**DESCRIPTION OF THE TASK:** Look at each line of the records and count those with "this" in them. Please answer with the count alone.
•••••
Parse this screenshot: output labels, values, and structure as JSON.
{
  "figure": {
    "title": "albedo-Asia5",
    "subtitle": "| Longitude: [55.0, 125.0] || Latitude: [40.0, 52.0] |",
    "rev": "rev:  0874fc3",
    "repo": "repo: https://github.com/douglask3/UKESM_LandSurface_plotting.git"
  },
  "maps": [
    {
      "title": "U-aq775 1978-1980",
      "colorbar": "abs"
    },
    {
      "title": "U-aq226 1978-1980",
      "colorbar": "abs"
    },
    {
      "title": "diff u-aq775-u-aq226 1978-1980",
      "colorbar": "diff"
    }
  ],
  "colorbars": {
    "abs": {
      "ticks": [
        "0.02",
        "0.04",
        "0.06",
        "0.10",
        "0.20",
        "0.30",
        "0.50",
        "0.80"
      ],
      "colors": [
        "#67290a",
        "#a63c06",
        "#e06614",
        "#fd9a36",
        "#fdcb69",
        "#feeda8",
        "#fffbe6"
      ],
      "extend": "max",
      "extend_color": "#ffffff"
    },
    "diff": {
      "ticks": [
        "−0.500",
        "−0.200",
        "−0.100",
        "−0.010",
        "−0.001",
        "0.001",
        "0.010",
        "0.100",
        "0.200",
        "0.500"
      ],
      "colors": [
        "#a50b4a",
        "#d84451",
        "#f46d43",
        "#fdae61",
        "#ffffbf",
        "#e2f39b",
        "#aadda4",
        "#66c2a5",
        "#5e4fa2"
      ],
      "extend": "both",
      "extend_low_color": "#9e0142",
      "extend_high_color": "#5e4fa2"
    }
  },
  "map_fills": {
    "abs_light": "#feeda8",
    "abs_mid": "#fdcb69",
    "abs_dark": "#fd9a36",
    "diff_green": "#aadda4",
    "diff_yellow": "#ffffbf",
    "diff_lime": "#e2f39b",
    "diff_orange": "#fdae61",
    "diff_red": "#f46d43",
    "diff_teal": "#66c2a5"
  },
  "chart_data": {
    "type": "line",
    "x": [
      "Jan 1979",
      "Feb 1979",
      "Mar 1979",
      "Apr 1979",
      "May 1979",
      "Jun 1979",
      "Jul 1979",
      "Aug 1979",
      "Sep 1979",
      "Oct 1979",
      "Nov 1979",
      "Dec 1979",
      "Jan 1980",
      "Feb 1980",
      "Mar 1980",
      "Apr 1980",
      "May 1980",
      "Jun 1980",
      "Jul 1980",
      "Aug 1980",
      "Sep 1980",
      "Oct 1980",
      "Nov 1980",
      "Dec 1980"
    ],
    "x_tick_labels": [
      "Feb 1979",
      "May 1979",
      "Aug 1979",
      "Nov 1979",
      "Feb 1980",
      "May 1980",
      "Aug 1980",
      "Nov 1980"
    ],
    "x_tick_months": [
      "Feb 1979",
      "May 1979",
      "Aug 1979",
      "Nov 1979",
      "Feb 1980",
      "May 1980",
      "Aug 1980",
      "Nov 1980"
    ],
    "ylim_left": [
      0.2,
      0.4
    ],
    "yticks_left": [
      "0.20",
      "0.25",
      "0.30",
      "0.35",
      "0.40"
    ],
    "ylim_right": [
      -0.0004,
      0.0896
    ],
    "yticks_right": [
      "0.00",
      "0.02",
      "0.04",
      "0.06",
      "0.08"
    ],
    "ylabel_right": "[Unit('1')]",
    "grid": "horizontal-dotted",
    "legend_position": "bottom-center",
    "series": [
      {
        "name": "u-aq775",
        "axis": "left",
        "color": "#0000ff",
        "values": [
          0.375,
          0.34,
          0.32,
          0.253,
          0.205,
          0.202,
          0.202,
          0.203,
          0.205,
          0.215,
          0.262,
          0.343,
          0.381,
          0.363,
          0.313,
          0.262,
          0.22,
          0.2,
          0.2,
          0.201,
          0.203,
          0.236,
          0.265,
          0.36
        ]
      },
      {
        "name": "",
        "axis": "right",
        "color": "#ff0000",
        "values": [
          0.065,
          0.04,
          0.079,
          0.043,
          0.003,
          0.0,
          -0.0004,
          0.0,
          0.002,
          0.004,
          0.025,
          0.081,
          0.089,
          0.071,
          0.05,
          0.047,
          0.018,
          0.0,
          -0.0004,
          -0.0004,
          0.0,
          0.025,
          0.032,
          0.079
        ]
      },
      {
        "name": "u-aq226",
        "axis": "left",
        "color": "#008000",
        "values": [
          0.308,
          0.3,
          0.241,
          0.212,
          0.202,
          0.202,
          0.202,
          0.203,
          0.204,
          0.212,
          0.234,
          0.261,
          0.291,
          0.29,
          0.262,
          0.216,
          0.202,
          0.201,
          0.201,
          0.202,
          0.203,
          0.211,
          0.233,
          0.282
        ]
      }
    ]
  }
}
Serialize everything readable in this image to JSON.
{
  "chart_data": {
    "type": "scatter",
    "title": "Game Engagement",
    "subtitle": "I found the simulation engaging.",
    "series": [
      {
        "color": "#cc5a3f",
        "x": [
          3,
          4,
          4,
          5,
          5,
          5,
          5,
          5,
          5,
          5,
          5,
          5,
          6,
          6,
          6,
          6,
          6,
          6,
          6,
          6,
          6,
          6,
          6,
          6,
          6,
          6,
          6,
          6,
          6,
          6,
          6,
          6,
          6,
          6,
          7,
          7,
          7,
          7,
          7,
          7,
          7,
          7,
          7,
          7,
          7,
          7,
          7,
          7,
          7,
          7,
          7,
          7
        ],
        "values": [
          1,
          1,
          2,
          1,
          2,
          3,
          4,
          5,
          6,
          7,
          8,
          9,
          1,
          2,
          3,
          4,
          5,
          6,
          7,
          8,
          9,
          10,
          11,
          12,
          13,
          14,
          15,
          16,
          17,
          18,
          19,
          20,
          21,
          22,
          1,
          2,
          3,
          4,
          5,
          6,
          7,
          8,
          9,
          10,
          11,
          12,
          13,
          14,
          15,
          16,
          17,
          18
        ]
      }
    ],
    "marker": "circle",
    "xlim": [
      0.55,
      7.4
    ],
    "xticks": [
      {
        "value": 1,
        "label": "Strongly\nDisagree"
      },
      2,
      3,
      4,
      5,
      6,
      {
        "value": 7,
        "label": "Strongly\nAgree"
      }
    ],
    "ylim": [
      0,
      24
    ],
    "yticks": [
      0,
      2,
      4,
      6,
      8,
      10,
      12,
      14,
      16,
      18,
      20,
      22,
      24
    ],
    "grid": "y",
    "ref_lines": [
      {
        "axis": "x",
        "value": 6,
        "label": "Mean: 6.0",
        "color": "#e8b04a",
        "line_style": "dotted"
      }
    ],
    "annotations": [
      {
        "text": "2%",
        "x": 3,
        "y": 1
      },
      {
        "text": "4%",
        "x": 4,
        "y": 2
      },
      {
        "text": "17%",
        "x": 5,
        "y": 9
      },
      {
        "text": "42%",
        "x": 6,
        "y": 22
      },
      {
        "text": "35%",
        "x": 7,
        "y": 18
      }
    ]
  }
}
•••••
**THE OUTPUT:** 2